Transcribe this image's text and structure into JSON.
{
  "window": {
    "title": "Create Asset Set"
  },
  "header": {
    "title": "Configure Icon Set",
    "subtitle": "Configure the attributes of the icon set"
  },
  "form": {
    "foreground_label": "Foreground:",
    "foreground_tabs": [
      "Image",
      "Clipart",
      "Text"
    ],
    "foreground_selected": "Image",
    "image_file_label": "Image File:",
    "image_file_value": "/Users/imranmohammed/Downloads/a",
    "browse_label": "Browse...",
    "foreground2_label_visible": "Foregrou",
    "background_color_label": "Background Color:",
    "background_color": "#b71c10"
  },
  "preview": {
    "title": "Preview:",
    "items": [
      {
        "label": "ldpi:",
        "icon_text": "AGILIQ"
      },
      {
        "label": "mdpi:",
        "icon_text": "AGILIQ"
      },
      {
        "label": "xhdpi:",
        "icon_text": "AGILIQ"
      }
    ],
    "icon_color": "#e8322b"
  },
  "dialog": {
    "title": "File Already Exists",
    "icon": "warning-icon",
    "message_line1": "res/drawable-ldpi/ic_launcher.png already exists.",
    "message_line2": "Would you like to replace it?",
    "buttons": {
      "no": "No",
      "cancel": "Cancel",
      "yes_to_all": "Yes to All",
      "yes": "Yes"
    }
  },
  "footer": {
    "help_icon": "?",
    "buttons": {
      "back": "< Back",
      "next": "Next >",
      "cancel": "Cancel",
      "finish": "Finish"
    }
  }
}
○ ○ ○ ○ ○
▶ [STATED PROBLEM]: Select all lines with the word "Configure" from the entries above.

▶ [WRITTEN SOLUTION]:
    "title": "Configure Icon Set",
    "subtitle": "Configure the attributes of the icon set"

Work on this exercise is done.